** begin DATA PROVIDED **
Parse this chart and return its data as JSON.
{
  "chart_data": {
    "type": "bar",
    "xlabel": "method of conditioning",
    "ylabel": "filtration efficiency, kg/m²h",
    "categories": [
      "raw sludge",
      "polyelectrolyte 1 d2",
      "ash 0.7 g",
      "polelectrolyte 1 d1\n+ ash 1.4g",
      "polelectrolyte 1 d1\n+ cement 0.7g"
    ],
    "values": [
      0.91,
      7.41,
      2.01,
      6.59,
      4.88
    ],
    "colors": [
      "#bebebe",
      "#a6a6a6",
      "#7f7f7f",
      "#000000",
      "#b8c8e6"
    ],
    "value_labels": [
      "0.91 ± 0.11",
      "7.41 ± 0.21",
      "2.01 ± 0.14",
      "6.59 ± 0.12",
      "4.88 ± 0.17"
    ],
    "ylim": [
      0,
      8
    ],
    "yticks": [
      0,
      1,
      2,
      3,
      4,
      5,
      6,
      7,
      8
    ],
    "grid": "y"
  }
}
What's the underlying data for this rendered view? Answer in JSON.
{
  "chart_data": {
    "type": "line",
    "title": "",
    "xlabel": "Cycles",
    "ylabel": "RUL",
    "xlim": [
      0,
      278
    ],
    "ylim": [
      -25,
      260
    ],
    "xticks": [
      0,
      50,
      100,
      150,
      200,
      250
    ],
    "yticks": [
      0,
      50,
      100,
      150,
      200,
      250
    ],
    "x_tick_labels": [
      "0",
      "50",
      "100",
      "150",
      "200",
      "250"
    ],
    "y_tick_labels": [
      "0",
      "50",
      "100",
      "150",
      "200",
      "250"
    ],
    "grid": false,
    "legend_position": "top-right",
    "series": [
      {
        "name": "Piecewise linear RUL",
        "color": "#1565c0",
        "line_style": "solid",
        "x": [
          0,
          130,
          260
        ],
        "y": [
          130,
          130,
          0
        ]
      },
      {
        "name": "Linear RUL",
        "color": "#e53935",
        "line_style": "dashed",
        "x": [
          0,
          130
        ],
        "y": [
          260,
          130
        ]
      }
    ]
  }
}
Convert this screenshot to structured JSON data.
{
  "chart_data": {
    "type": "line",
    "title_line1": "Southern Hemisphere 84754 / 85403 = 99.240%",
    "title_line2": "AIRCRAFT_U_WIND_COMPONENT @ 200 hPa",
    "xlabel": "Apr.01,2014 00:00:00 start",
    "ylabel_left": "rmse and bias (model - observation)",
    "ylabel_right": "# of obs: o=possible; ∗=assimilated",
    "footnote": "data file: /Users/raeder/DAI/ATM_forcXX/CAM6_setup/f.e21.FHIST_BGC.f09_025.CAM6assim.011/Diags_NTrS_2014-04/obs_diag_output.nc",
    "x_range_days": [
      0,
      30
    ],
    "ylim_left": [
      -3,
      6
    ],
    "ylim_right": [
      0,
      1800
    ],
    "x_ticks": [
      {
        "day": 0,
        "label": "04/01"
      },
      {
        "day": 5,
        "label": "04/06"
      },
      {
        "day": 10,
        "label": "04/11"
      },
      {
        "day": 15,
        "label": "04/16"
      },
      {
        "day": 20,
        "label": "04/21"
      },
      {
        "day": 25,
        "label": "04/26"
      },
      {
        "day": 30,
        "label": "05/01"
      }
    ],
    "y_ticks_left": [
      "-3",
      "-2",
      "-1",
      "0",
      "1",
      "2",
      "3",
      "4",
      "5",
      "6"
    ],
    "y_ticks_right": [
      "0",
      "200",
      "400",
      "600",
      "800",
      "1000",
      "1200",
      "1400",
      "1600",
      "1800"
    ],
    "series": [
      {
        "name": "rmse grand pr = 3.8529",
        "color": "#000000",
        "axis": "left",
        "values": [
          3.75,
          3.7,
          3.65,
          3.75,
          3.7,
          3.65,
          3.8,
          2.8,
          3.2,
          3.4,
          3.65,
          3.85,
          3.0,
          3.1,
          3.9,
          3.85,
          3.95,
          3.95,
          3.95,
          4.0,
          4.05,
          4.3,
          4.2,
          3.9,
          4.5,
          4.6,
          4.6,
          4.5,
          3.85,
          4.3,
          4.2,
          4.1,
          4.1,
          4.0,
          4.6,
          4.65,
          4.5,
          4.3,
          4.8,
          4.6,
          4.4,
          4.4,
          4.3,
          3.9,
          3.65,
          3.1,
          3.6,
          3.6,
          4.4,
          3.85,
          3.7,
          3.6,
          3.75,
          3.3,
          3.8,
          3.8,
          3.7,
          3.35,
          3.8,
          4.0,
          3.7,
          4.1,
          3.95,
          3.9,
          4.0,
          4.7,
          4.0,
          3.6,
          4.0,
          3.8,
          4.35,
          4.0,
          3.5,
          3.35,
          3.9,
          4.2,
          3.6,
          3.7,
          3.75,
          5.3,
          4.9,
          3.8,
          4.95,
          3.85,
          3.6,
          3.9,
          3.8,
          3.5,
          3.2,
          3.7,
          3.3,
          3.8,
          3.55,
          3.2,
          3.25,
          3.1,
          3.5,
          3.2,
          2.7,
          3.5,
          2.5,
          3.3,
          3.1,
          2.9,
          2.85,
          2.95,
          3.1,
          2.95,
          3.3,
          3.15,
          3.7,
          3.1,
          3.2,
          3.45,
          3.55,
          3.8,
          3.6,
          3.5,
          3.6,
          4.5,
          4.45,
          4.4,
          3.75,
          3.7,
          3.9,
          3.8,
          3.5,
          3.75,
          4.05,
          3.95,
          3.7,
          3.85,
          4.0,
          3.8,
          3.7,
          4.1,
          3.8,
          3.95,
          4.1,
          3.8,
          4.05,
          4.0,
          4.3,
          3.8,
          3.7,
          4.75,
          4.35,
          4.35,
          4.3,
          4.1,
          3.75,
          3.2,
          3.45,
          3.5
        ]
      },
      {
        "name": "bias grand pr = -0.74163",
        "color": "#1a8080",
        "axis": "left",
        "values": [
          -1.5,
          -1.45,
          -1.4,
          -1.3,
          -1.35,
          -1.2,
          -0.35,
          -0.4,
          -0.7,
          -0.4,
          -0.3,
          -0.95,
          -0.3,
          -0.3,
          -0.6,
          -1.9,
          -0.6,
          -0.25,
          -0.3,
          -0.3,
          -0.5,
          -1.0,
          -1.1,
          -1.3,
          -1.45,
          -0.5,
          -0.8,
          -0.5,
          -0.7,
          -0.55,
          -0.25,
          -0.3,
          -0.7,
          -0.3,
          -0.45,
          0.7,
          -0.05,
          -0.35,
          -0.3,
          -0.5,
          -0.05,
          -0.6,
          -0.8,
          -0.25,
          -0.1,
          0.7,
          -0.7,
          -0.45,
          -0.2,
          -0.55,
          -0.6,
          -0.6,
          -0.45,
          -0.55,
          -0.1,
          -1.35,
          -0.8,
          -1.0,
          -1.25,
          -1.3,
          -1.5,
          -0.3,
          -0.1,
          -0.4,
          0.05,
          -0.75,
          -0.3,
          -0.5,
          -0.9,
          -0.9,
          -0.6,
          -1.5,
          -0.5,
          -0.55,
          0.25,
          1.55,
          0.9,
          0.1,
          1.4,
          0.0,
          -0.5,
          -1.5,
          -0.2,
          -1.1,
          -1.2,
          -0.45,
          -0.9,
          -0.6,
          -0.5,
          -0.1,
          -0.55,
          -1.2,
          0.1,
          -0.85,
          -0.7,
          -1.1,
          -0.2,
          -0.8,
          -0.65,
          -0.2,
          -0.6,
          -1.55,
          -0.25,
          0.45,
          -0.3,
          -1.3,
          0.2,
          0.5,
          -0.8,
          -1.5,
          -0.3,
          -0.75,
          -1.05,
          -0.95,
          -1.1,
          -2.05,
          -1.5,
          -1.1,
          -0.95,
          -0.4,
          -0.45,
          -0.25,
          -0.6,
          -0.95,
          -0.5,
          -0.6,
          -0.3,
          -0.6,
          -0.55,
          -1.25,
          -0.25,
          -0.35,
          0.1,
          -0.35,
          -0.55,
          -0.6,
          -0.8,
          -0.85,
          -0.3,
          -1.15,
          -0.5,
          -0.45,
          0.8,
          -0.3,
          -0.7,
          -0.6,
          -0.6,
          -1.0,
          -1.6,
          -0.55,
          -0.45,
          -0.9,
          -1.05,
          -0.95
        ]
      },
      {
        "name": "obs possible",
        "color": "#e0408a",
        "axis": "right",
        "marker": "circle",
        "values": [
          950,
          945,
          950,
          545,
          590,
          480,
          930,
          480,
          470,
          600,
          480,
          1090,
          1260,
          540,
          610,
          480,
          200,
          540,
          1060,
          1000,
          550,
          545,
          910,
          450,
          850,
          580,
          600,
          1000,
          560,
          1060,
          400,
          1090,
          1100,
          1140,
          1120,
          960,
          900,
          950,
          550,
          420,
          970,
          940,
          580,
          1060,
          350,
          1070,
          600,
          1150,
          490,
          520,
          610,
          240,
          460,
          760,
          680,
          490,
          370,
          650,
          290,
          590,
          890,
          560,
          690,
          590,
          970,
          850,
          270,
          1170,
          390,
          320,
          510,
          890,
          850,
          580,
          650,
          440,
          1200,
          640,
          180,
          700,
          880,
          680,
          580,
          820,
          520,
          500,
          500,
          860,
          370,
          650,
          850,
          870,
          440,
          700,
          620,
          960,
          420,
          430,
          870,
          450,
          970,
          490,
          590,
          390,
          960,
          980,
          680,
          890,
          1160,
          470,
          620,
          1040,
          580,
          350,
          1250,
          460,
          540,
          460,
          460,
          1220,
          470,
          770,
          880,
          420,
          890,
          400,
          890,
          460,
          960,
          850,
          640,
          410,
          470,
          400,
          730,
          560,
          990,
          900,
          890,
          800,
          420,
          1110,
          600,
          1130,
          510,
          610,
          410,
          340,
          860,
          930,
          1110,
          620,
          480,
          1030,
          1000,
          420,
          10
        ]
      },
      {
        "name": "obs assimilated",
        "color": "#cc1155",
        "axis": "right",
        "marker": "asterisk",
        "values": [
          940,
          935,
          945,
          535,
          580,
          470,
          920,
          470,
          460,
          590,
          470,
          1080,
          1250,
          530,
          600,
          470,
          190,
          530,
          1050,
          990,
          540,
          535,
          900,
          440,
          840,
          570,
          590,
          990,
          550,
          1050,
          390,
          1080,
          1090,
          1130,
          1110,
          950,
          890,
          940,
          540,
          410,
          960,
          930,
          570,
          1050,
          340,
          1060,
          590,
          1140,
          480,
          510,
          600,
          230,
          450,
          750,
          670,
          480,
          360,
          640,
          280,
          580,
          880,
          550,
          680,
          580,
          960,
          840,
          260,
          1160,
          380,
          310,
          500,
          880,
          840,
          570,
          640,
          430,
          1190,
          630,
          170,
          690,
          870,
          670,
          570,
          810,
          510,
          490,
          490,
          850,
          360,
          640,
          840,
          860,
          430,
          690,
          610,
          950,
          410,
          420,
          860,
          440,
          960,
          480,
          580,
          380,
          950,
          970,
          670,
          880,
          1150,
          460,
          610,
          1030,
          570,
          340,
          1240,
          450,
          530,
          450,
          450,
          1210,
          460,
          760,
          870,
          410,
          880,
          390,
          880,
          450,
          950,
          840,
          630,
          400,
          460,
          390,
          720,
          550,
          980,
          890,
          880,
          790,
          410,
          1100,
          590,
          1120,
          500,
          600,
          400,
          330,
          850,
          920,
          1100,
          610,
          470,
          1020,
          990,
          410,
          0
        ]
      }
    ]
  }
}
** end DATA PROVIDED **
DESCRIPTION OF THE TASK: In the material above, tally every line with the string "rmse" in it, then give that number alone.

THE OUTPUT: 2